▶ **Problem details**: The records below hold pictures; please leave those out and retype the rest exactly.

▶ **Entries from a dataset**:
====

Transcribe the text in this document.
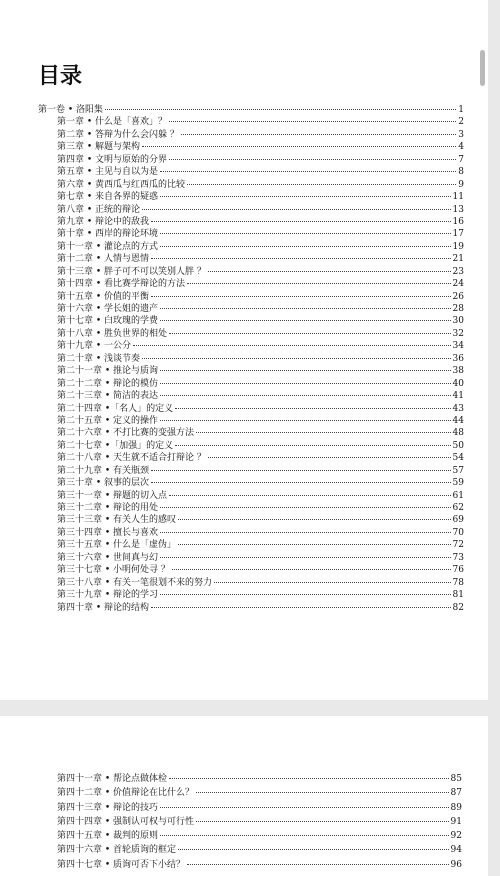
目录
第一卷 • 洛阳集	1
第一章 • 什么是「喜欢」？	2
第二章 • 答辩为什么会闪躲 ？	3
第三章 • 解题与架构	4
第四章 • 文明与原始的分界	7
第五章 • 主见与自以为是	8
第六章 • 黄西瓜与红西瓜的比较	9
第七章 • 来自各界的疑惑	11
第八章 • 正统的辩论	13
第九章 • 辩论中的敌我	16
第十章 • 西岸的辩论环境	17
第十一章 • 灌论点的方式	19
第十二章 • 人情与恩情	21
第十三章 • 胖子可不可以笑别人胖 ？	23
第十四章 • 看比赛学辩论的方法	24
第十五章 • 价值的平衡	26
第十六章 • 学长姐的遗产	28
第十七章 • 白玫瑰的学费	30
第十八章 • 胜负世界的相处	32
第十九章 • 一公分	34
第二十章 • 浅谈节奏	36
第二十一章 • 推论与质询	38
第二十二章 • 辩论的模仿	40
第二十三章 • 简洁的表达	41
第二十四章 •「名人」的定义	43
第二十五章 • 定义的操作	44
第二十六章 • 不打比赛的变强方法	48
第二十七章 •「加强」的定义	50
第二十八章 • 天生就不适合打辩论 ？	54
第二十九章 • 有关瓶颈	57
第三十章 • 叙事的层次	59
第三十一章 • 辩题的切入点	61
第三十二章 • 辩论的用处	62
第三十三章 • 有关人生的感叹	69
第三十四章 • 擅长与喜欢	70
第三十五章 • 什么是「虚伪」	72
第三十六章 • 世间真与幻	73
第三十七章 • 小明何处寻 ？	76
第三十八章 • 有关一笔很划不来的努力	78
第三十九章 • 辩论的学习	81
第四十章 • 辩论的结构	82
第四十一章 • 帮论点做体检	85
第四十二章 • 价值辩论在比什么？	87
第四十三章 • 辩论的技巧	89
第四十四章 • 强制认可权与可行性	91
第四十五章 • 裁判的原则	92
第四十六章 • 首轮质询的框定	94
第四十七章 • 质询可否下小结？	96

====

▶ **Solution to the problem**:
Transcribe the text in this document.
目录
第一卷 • 洛阳集	1
第一章 • 什么是「喜欢」？	2
第二章 • 答辩为什么会闪躲 ？	3
第三章 • 解题与架构	4
第四章 • 文明与原始的分界	7
第五章 • 主见与自以为是	8
第六章 • 黄西瓜与红西瓜的比较	9
第七章 • 来自各界的疑惑	11
第八章 • 正统的辩论	13
第九章 • 辩论中的敌我	16
第十章 • 西岸的辩论环境	17
第十一章 • 灌论点的方式	19
第十二章 • 人情与恩情	21
第十三章 • 胖子可不可以笑别人胖 ？	23
第十四章 • 看比赛学辩论的方法	24
第十五章 • 价值的平衡	26
第十六章 • 学长姐的遗产	28
第十七章 • 白玫瑰的学费	30
第十八章 • 胜负世界的相处	32
第十九章 • 一公分	34
第二十章 • 浅谈节奏	36
第二十一章 • 推论与质询	38
第二十二章 • 辩论的模仿	40
第二十三章 • 简洁的表达	41
第二十四章 •「名人」的定义	43
第二十五章 • 定义的操作	44
第二十六章 • 不打比赛的变强方法	48
第二十七章 •「加强」的定义	50
第二十八章 • 天生就不适合打辩论 ？	54
第二十九章 • 有关瓶颈	57
第三十章 • 叙事的层次	59
第三十一章 • 辩题的切入点	61
第三十二章 • 辩论的用处	62
第三十三章 • 有关人生的感叹	69
第三十四章 • 擅长与喜欢	70
第三十五章 • 什么是「虚伪」	72
第三十六章 • 世间真与幻	73
第三十七章 • 小明何处寻 ？	76
第三十八章 • 有关一笔很划不来的努力	78
第三十九章 • 辩论的学习	81
第四十章 • 辩论的结构	82
第四十一章 • 帮论点做体检	85
第四十二章 • 价值辩论在比什么？	87
第四十三章 • 辩论的技巧	89
第四十四章 • 强制认可权与可行性	91
第四十五章 • 裁判的原则	92
第四十六章 • 首轮质询的框定	94
第四十七章 • 质询可否下小结？	96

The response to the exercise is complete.